┌─ Material for this task
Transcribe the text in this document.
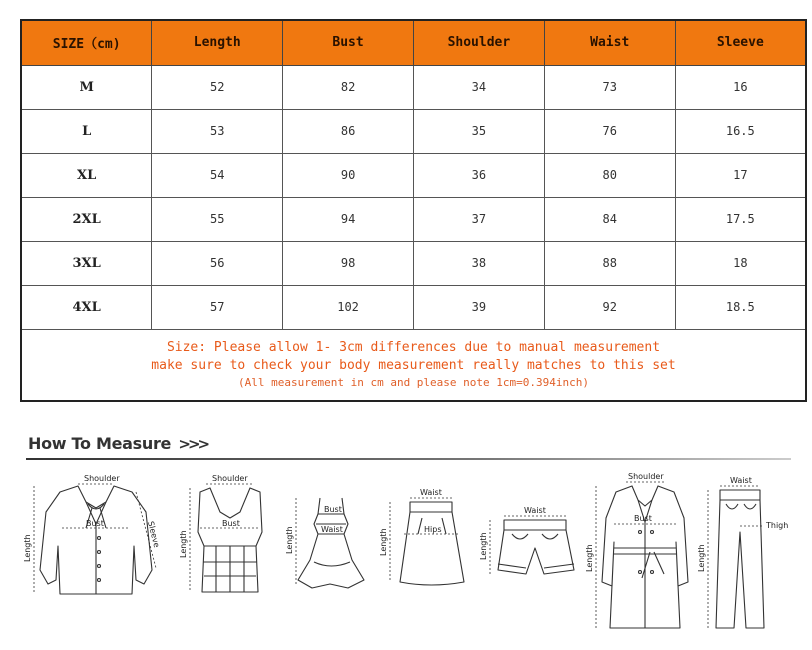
SIZE（cm)	Length	Bust	Shoulder	Waist	Sleeve
M	52	82	34	73	16
L	53	86	35	76	16.5
XL	54	90	36	80	17
2XL	55	94	37	84	17.5
3XL	56	98	38	88	18
4XL	57	102	39	92	18.5

Size: Please allow 1- 3cm differences due to manual measurement
make sure to check your body measurement really matches to this set
(All measurement in cm and please note 1cm=0.394inch)					
How To Measure >>>
Shoulder
Bust
Length	Sleeve
Shoulder
Bust
Length
Bust
Waist
Length
Waist
Hips
Length
Waist
Length
Shoulder
Bust
Length
Waist
Thigh
Length
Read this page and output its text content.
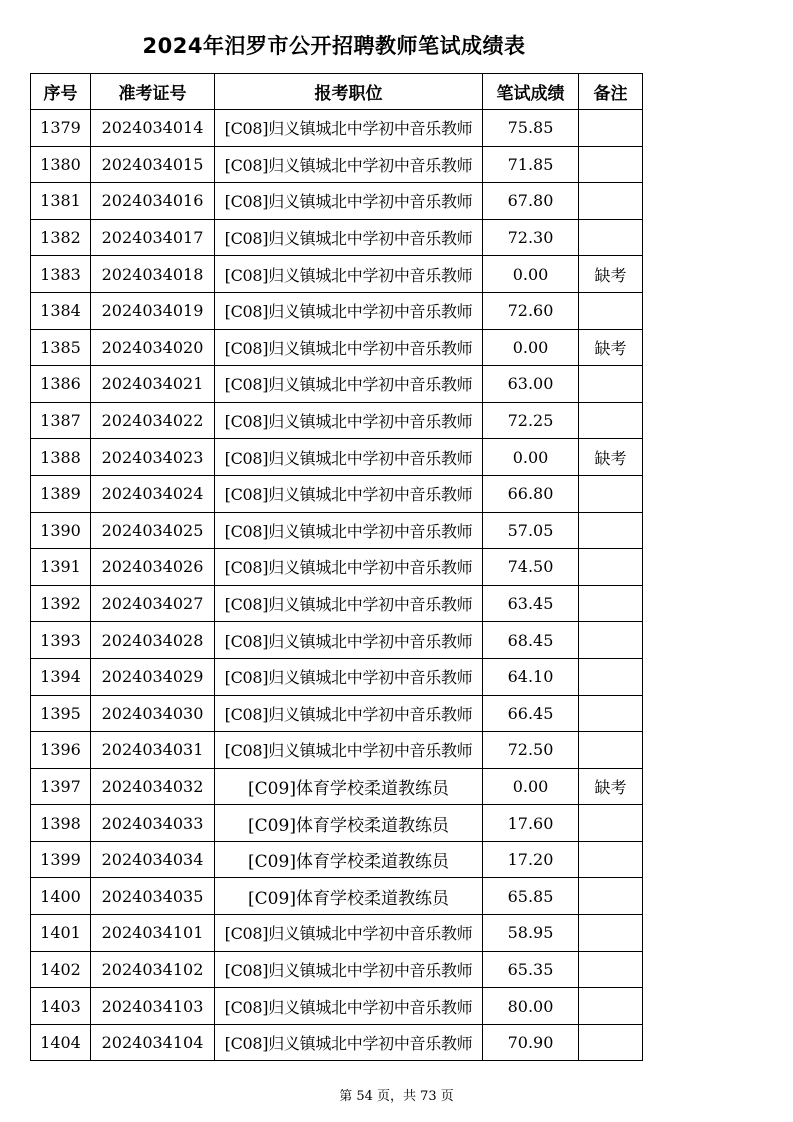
2024年汨罗市公开招聘教师笔试成绩表
序号	准考证号	报考职位	笔试成绩	备注
1379	2024034014	[C08]归义镇城北中学初中音乐教师	75.85	
1380	2024034015	[C08]归义镇城北中学初中音乐教师	71.85	
1381	2024034016	[C08]归义镇城北中学初中音乐教师	67.80	
1382	2024034017	[C08]归义镇城北中学初中音乐教师	72.30	
1383	2024034018	[C08]归义镇城北中学初中音乐教师	0.00	缺考
1384	2024034019	[C08]归义镇城北中学初中音乐教师	72.60	
1385	2024034020	[C08]归义镇城北中学初中音乐教师	0.00	缺考
1386	2024034021	[C08]归义镇城北中学初中音乐教师	63.00	
1387	2024034022	[C08]归义镇城北中学初中音乐教师	72.25	
1388	2024034023	[C08]归义镇城北中学初中音乐教师	0.00	缺考
1389	2024034024	[C08]归义镇城北中学初中音乐教师	66.80	
1390	2024034025	[C08]归义镇城北中学初中音乐教师	57.05	
1391	2024034026	[C08]归义镇城北中学初中音乐教师	74.50	
1392	2024034027	[C08]归义镇城北中学初中音乐教师	63.45	
1393	2024034028	[C08]归义镇城北中学初中音乐教师	68.45	
1394	2024034029	[C08]归义镇城北中学初中音乐教师	64.10	
1395	2024034030	[C08]归义镇城北中学初中音乐教师	66.45	
1396	2024034031	[C08]归义镇城北中学初中音乐教师	72.50	
1397	2024034032	[C09]体育学校柔道教练员	0.00	缺考
1398	2024034033	[C09]体育学校柔道教练员	17.60	
1399	2024034034	[C09]体育学校柔道教练员	17.20	
1400	2024034035	[C09]体育学校柔道教练员	65.85	
1401	2024034101	[C08]归义镇城北中学初中音乐教师	58.95	
1402	2024034102	[C08]归义镇城北中学初中音乐教师	65.35	
1403	2024034103	[C08]归义镇城北中学初中音乐教师	80.00	
1404	2024034104	[C08]归义镇城北中学初中音乐教师	70.90	
第 54 页，共 73 页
└─
→ Aim of the exercise:
Pull every line containing the word "体育学校柔道教练员" out of the material and copy it.

→ Exercise solution:
1397	2024034032	[C09]体育学校柔道教练员	0.00	缺考
1398	2024034033	[C09]体育学校柔道教练员	17.60	
1399	2024034034	[C09]体育学校柔道教练员	17.20	
1400	2024034035	[C09]体育学校柔道教练员	65.85	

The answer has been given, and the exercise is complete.